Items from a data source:
-=-=-

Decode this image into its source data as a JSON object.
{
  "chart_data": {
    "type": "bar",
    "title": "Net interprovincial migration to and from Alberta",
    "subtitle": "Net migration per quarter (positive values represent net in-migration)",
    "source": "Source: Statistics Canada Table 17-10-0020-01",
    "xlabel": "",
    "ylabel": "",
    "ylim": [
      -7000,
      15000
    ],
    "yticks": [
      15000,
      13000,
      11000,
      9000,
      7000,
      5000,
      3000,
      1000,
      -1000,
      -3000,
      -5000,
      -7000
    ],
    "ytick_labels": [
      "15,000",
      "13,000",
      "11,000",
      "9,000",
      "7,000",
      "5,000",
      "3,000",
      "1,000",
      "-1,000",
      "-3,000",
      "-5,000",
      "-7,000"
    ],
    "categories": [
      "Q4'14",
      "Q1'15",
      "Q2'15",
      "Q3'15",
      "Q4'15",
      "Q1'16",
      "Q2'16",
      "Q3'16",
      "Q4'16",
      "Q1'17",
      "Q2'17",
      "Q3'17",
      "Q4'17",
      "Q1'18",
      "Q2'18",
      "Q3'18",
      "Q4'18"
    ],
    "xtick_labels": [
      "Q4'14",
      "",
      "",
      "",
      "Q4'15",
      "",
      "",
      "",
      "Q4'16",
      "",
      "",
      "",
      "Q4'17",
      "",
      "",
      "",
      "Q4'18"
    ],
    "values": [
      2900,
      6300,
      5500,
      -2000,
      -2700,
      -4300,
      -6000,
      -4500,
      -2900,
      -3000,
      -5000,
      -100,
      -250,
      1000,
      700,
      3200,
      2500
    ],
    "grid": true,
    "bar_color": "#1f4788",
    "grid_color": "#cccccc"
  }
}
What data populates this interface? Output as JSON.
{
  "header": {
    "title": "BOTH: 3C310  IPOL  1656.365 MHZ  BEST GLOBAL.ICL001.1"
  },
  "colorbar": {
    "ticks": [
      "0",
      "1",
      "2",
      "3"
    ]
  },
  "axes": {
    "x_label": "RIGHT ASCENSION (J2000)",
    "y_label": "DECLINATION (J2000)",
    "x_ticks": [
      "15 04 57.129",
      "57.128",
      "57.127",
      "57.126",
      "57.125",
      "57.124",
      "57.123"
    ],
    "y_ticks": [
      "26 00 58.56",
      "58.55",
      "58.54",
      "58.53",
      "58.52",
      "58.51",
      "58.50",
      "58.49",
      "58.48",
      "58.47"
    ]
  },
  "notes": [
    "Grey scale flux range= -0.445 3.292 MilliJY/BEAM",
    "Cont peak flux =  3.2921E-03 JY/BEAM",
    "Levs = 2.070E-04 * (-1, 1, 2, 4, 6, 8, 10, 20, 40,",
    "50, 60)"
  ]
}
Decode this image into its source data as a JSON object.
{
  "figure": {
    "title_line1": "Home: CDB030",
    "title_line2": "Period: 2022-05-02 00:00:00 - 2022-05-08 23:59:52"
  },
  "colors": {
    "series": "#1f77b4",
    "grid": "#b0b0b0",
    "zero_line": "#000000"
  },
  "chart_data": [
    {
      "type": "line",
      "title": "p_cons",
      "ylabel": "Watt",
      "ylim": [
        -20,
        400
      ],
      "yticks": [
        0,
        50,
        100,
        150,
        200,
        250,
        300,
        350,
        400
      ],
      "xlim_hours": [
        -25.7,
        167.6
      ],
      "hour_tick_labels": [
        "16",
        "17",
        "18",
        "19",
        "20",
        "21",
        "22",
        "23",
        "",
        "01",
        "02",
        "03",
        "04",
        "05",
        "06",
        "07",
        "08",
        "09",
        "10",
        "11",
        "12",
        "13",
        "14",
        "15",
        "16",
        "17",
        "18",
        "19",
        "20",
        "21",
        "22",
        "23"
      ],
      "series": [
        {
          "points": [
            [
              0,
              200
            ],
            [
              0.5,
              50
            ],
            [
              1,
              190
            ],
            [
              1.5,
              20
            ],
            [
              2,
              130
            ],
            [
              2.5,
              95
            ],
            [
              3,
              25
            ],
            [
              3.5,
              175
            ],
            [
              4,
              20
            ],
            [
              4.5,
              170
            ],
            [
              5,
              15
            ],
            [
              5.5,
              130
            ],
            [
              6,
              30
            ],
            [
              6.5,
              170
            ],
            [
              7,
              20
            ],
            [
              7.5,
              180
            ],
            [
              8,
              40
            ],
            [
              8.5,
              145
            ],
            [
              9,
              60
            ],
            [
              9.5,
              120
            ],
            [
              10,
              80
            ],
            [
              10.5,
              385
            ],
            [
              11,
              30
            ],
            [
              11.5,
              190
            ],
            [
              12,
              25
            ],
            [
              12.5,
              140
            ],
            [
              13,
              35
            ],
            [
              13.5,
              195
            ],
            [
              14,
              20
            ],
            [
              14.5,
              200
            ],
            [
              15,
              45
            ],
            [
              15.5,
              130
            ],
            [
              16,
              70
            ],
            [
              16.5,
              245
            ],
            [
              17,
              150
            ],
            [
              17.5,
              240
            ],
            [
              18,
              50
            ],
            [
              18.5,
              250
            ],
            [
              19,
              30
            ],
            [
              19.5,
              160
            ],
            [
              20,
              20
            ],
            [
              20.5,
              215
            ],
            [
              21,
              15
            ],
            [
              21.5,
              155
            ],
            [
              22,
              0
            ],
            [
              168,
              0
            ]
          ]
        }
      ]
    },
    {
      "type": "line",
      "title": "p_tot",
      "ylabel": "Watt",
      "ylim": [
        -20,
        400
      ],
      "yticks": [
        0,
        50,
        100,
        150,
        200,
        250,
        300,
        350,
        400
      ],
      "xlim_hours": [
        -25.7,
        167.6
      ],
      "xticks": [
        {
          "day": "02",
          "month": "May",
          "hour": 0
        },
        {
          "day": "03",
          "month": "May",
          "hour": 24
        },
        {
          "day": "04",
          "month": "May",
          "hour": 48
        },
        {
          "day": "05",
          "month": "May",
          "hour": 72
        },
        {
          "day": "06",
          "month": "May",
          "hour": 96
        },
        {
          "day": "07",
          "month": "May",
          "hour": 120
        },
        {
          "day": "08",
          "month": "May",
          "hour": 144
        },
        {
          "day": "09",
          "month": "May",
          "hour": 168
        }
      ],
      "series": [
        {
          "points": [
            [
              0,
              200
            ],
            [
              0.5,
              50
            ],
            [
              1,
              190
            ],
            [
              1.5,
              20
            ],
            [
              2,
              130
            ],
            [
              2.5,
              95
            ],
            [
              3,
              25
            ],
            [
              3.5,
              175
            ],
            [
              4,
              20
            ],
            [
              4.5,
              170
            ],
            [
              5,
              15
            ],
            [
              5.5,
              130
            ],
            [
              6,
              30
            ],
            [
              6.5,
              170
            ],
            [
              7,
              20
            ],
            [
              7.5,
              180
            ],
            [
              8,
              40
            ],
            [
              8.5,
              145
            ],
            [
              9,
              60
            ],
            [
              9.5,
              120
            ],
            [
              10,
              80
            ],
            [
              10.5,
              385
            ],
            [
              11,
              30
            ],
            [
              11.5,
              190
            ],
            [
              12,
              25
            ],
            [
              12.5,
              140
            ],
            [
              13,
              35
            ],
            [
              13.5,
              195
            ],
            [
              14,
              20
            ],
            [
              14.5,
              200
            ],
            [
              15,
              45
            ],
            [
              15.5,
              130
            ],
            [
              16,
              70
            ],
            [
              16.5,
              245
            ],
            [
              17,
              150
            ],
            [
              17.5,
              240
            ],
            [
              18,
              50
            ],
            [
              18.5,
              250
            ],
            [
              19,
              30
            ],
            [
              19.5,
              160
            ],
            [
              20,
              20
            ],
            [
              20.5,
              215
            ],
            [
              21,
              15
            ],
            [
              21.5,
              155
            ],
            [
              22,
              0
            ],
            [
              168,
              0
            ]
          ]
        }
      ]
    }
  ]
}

-=-=-

PROBLEM REQUIREMENTS: Look through the lines above and collect those with the word "values".

RESPONSE TO THIS EXERCISE:
    "subtitle": "Net migration per quarter (positive values represent net in-migration)",
    "values": [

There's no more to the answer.